SET EXERCISE =>
Look for "Schedule" in the listing below. Gather each line that contains it.
'''
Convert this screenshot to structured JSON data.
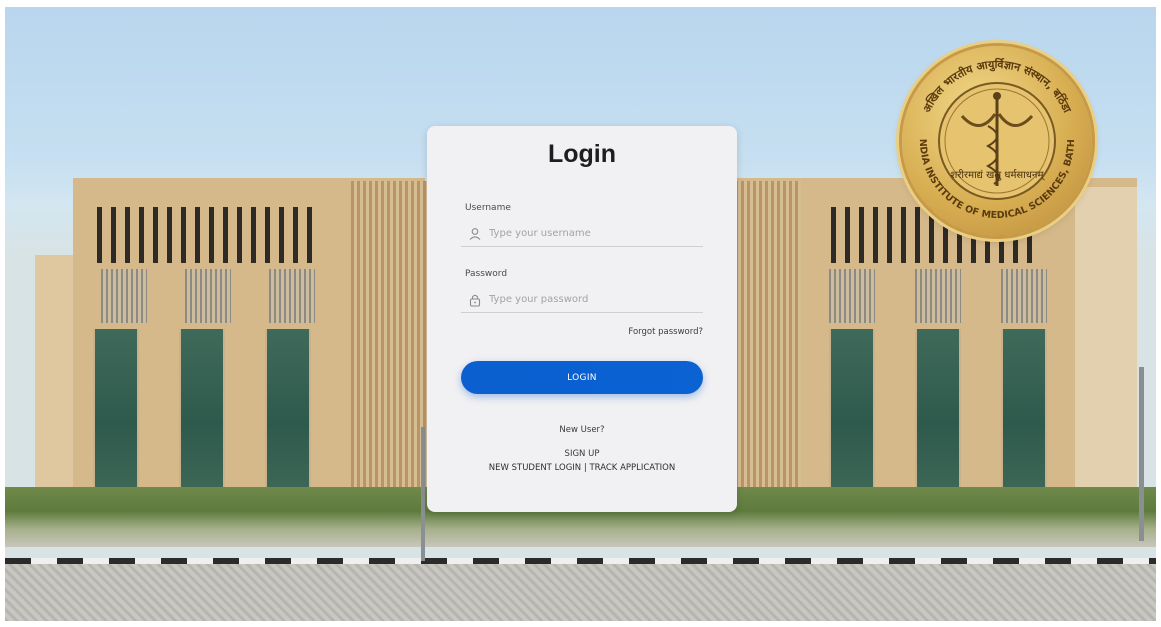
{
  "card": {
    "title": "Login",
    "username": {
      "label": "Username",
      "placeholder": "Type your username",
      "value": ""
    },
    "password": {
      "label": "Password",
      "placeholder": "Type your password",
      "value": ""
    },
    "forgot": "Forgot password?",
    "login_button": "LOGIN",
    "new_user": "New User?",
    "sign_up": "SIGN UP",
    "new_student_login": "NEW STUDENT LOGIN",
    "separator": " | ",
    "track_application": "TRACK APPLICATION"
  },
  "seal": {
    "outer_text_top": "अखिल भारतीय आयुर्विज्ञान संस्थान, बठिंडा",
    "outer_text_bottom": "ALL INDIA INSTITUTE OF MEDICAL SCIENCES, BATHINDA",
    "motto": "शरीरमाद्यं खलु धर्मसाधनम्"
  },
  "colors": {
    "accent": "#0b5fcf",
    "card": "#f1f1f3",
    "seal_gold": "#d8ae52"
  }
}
'''
'''
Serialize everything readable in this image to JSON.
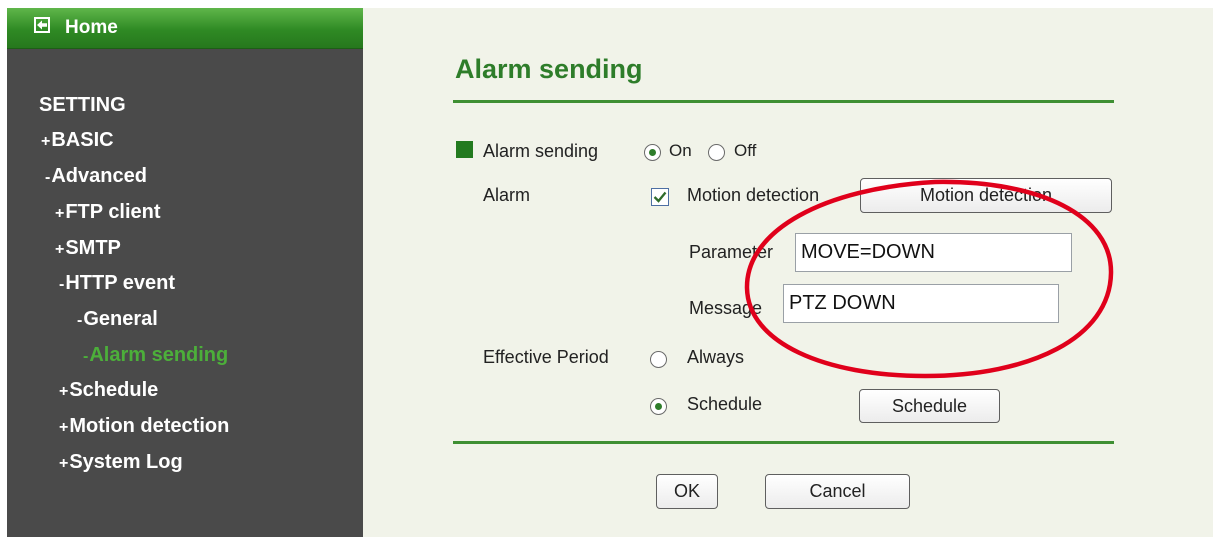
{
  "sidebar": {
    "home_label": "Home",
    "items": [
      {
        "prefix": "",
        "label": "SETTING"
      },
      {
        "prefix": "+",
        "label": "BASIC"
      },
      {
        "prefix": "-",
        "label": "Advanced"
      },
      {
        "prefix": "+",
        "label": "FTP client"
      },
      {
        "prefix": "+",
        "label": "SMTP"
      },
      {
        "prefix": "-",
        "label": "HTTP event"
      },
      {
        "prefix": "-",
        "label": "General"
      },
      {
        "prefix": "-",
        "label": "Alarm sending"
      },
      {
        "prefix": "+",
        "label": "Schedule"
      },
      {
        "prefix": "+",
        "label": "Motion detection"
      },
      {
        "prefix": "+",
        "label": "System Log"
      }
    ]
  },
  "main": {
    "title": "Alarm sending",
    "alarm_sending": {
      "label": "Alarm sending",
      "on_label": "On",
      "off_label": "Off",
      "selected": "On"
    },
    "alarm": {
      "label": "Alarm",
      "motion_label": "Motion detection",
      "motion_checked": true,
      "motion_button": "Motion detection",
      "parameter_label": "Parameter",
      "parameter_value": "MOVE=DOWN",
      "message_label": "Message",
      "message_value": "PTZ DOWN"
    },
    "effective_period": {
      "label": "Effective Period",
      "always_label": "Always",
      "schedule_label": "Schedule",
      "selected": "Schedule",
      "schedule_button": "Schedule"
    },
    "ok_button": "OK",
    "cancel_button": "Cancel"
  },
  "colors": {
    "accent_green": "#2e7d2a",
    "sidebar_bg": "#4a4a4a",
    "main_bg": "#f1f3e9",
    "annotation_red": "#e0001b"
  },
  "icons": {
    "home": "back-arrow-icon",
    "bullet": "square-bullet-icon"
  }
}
'''
SOLUTION TO THIS EXERCISE =>
        "label": "Schedule"
      "schedule_label": "Schedule",
      "selected": "Schedule",
      "schedule_button": "Schedule"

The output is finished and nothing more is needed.